↓

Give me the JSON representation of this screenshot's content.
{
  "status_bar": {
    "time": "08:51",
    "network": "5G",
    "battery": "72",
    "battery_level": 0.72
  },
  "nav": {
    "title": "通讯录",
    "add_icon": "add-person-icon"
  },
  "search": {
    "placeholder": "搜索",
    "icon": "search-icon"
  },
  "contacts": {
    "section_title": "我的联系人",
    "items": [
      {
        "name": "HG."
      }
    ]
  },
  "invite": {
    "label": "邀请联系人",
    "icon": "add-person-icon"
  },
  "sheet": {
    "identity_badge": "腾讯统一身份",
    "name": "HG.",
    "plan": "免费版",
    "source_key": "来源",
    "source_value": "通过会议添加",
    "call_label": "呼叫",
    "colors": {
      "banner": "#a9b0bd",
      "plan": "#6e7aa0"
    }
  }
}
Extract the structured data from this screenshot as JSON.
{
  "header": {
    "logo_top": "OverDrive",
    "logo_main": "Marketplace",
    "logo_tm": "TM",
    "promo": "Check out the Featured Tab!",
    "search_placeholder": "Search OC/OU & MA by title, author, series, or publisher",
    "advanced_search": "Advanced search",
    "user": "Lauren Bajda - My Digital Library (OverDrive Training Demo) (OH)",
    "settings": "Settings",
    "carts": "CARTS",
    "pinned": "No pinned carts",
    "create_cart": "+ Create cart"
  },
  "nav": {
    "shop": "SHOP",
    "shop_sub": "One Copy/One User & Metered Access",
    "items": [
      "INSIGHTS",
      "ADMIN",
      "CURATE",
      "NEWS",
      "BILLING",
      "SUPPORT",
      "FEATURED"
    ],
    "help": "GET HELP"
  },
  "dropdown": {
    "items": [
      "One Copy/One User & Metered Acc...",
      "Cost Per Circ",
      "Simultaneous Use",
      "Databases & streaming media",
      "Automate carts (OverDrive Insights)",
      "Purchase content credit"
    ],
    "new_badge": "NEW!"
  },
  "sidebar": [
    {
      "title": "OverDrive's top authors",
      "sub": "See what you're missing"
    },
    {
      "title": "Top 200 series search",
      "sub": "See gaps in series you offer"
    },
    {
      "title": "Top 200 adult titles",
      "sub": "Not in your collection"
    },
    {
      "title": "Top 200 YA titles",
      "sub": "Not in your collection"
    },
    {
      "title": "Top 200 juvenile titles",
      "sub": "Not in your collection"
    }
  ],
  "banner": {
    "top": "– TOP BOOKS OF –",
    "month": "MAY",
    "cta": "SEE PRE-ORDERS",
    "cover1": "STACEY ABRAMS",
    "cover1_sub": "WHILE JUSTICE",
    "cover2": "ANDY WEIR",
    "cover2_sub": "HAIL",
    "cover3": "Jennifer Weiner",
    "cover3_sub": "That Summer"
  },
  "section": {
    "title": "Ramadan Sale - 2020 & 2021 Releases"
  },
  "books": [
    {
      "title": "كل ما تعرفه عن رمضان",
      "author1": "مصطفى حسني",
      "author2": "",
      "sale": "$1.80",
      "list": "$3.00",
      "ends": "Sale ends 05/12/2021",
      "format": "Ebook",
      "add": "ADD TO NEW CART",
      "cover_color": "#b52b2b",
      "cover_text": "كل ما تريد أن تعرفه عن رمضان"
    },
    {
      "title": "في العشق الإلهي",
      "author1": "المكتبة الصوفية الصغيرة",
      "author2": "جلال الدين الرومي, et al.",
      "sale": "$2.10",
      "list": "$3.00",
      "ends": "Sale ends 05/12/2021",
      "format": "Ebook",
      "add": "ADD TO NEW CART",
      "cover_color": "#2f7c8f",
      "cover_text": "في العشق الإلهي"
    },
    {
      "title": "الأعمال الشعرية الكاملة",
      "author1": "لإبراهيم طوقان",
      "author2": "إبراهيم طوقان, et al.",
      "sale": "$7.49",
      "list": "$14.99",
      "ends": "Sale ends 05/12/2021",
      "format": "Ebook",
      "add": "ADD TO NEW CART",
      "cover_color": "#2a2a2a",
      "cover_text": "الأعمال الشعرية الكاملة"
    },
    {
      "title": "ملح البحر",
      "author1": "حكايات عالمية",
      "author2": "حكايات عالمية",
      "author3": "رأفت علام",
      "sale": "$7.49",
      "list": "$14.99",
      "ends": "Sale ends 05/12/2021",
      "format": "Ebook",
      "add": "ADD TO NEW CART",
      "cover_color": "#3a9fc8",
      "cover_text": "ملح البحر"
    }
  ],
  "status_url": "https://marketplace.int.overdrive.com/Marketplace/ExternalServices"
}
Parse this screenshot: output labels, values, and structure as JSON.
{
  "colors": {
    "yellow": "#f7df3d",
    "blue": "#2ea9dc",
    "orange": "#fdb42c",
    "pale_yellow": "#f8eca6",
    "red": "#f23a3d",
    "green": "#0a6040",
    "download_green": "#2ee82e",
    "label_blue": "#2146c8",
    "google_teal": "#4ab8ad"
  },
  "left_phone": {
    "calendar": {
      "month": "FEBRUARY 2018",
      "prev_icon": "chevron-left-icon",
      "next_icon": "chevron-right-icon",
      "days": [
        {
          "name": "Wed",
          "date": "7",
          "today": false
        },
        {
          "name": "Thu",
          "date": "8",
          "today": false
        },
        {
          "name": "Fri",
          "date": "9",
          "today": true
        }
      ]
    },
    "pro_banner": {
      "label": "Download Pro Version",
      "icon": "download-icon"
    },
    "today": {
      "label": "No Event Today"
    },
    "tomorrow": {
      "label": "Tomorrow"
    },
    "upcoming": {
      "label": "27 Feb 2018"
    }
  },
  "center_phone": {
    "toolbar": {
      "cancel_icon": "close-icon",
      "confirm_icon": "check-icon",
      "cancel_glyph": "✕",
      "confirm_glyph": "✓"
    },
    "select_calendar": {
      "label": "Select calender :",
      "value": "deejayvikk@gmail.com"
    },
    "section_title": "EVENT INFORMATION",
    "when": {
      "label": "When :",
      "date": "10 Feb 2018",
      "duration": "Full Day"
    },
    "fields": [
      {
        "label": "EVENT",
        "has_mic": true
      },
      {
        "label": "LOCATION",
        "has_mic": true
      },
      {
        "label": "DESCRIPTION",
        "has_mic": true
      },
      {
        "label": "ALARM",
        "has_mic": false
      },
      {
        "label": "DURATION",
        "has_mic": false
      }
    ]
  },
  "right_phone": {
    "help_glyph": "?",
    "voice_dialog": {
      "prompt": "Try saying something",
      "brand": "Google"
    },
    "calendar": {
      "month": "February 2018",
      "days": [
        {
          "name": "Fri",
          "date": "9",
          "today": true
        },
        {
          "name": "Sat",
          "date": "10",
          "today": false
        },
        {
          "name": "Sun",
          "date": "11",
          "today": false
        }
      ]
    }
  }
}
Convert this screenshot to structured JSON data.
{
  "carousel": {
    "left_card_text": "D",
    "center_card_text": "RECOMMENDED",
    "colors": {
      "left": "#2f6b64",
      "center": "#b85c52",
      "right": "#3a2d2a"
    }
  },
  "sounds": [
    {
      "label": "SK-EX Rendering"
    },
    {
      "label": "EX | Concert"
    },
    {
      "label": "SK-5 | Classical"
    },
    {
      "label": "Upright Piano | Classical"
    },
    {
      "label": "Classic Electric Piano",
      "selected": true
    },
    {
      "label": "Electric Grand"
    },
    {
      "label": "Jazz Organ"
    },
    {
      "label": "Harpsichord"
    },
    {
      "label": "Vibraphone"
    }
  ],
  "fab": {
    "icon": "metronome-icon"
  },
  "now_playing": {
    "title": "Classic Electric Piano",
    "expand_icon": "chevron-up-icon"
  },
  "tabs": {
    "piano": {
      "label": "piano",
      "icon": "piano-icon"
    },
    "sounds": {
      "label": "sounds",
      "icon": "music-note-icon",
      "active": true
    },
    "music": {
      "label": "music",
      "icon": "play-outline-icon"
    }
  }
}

↑

● OBJECTIVE
The records above should all be quoted exactly, please.

● RESULT
Give me the JSON representation of this screenshot's content.
{
  "status_bar": {
    "time": "08:51",
    "network": "5G",
    "battery": "72",
    "battery_level": 0.72
  },
  "nav": {
    "title": "通讯录",
    "add_icon": "add-person-icon"
  },
  "search": {
    "placeholder": "搜索",
    "icon": "search-icon"
  },
  "contacts": {
    "section_title": "我的联系人",
    "items": [
      {
        "name": "HG."
      }
    ]
  },
  "invite": {
    "label": "邀请联系人",
    "icon": "add-person-icon"
  },
  "sheet": {
    "identity_badge": "腾讯统一身份",
    "name": "HG.",
    "plan": "免费版",
    "source_key": "来源",
    "source_value": "通过会议添加",
    "call_label": "呼叫",
    "colors": {
      "banner": "#a9b0bd",
      "plan": "#6e7aa0"
    }
  }
}
Extract the structured data from this screenshot as JSON.
{
  "header": {
    "logo_top": "OverDrive",
    "logo_main": "Marketplace",
    "logo_tm": "TM",
    "promo": "Check out the Featured Tab!",
    "search_placeholder": "Search OC/OU & MA by title, author, series, or publisher",
    "advanced_search": "Advanced search",
    "user": "Lauren Bajda - My Digital Library (OverDrive Training Demo) (OH)",
    "settings": "Settings",
    "carts": "CARTS",
    "pinned": "No pinned carts",
    "create_cart": "+ Create cart"
  },
  "nav": {
    "shop": "SHOP",
    "shop_sub": "One Copy/One User & Metered Access",
    "items": [
      "INSIGHTS",
      "ADMIN",
      "CURATE",
      "NEWS",
      "BILLING",
      "SUPPORT",
      "FEATURED"
    ],
    "help": "GET HELP"
  },
  "dropdown": {
    "items": [
      "One Copy/One User & Metered Acc...",
      "Cost Per Circ",
      "Simultaneous Use",
      "Databases & streaming media",
      "Automate carts (OverDrive Insights)",
      "Purchase content credit"
    ],
    "new_badge": "NEW!"
  },
  "sidebar": [
    {
      "title": "OverDrive's top authors",
      "sub": "See what you're missing"
    },
    {
      "title": "Top 200 series search",
      "sub": "See gaps in series you offer"
    },
    {
      "title": "Top 200 adult titles",
      "sub": "Not in your collection"
    },
    {
      "title": "Top 200 YA titles",
      "sub": "Not in your collection"
    },
    {
      "title": "Top 200 juvenile titles",
      "sub": "Not in your collection"
    }
  ],
  "banner": {
    "top": "– TOP BOOKS OF –",
    "month": "MAY",
    "cta": "SEE PRE-ORDERS",
    "cover1": "STACEY ABRAMS",
    "cover1_sub": "WHILE JUSTICE",
    "cover2": "ANDY WEIR",
    "cover2_sub": "HAIL",
    "cover3": "Jennifer Weiner",
    "cover3_sub": "That Summer"
  },
  "section": {
    "title": "Ramadan Sale - 2020 & 2021 Releases"
  },
  "books": [
    {
      "title": "كل ما تعرفه عن رمضان",
      "author1": "مصطفى حسني",
      "author2": "",
      "sale": "$1.80",
      "list": "$3.00",
      "ends": "Sale ends 05/12/2021",
      "format": "Ebook",
      "add": "ADD TO NEW CART",
      "cover_color": "#b52b2b",
      "cover_text": "كل ما تريد أن تعرفه عن رمضان"
    },
    {
      "title": "في العشق الإلهي",
      "author1": "المكتبة الصوفية الصغيرة",
      "author2": "جلال الدين الرومي, et al.",
      "sale": "$2.10",
      "list": "$3.00",
      "ends": "Sale ends 05/12/2021",
      "format": "Ebook",
      "add": "ADD TO NEW CART",
      "cover_color": "#2f7c8f",
      "cover_text": "في العشق الإلهي"
    },
    {
      "title": "الأعمال الشعرية الكاملة",
      "author1": "لإبراهيم طوقان",
      "author2": "إبراهيم طوقان, et al.",
      "sale": "$7.49",
      "list": "$14.99",
      "ends": "Sale ends 05/12/2021",
      "format": "Ebook",
      "add": "ADD TO NEW CART",
      "cover_color": "#2a2a2a",
      "cover_text": "الأعمال الشعرية الكاملة"
    },
    {
      "title": "ملح البحر",
      "author1": "حكايات عالمية",
      "author2": "حكايات عالمية",
      "author3": "رأفت علام",
      "sale": "$7.49",
      "list": "$14.99",
      "ends": "Sale ends 05/12/2021",
      "format": "Ebook",
      "add": "ADD TO NEW CART",
      "cover_color": "#3a9fc8",
      "cover_text": "ملح البحر"
    }
  ],
  "status_url": "https://marketplace.int.overdrive.com/Marketplace/ExternalServices"
}
Parse this screenshot: output labels, values, and structure as JSON.
{
  "colors": {
    "yellow": "#f7df3d",
    "blue": "#2ea9dc",
    "orange": "#fdb42c",
    "pale_yellow": "#f8eca6",
    "red": "#f23a3d",
    "green": "#0a6040",
    "download_green": "#2ee82e",
    "label_blue": "#2146c8",
    "google_teal": "#4ab8ad"
  },
  "left_phone": {
    "calendar": {
      "month": "FEBRUARY 2018",
      "prev_icon": "chevron-left-icon",
      "next_icon": "chevron-right-icon",
      "days": [
        {
          "name": "Wed",
          "date": "7",
          "today": false
        },
        {
          "name": "Thu",
          "date": "8",
          "today": false
        },
        {
          "name": "Fri",
          "date": "9",
          "today": true
        }
      ]
    },
    "pro_banner": {
      "label": "Download Pro Version",
      "icon": "download-icon"
    },
    "today": {
      "label": "No Event Today"
    },
    "tomorrow": {
      "label": "Tomorrow"
    },
    "upcoming": {
      "label": "27 Feb 2018"
    }
  },
  "center_phone": {
    "toolbar": {
      "cancel_icon": "close-icon",
      "confirm_icon": "check-icon",
      "cancel_glyph": "✕",
      "confirm_glyph": "✓"
    },
    "select_calendar": {
      "label": "Select calender :",
      "value": "deejayvikk@gmail.com"
    },
    "section_title": "EVENT INFORMATION",
    "when": {
      "label": "When :",
      "date": "10 Feb 2018",
      "duration": "Full Day"
    },
    "fields": [
      {
        "label": "EVENT",
        "has_mic": true
      },
      {
        "label": "LOCATION",
        "has_mic": true
      },
      {
        "label": "DESCRIPTION",
        "has_mic": true
      },
      {
        "label": "ALARM",
        "has_mic": false
      },
      {
        "label": "DURATION",
        "has_mic": false
      }
    ]
  },
  "right_phone": {
    "help_glyph": "?",
    "voice_dialog": {
      "prompt": "Try saying something",
      "brand": "Google"
    },
    "calendar": {
      "month": "February 2018",
      "days": [
        {
          "name": "Fri",
          "date": "9",
          "today": true
        },
        {
          "name": "Sat",
          "date": "10",
          "today": false
        },
        {
          "name": "Sun",
          "date": "11",
          "today": false
        }
      ]
    }
  }
}
Convert this screenshot to structured JSON data.
{
  "carousel": {
    "left_card_text": "D",
    "center_card_text": "RECOMMENDED",
    "colors": {
      "left": "#2f6b64",
      "center": "#b85c52",
      "right": "#3a2d2a"
    }
  },
  "sounds": [
    {
      "label": "SK-EX Rendering"
    },
    {
      "label": "EX | Concert"
    },
    {
      "label": "SK-5 | Classical"
    },
    {
      "label": "Upright Piano | Classical"
    },
    {
      "label": "Classic Electric Piano",
      "selected": true
    },
    {
      "label": "Electric Grand"
    },
    {
      "label": "Jazz Organ"
    },
    {
      "label": "Harpsichord"
    },
    {
      "label": "Vibraphone"
    }
  ],
  "fab": {
    "icon": "metronome-icon"
  },
  "now_playing": {
    "title": "Classic Electric Piano",
    "expand_icon": "chevron-up-icon"
  },
  "tabs": {
    "piano": {
      "label": "piano",
      "icon": "piano-icon"
    },
    "sounds": {
      "label": "sounds",
      "icon": "music-note-icon",
      "active": true
    },
    "music": {
      "label": "music",
      "icon": "play-outline-icon"
    }
  }
}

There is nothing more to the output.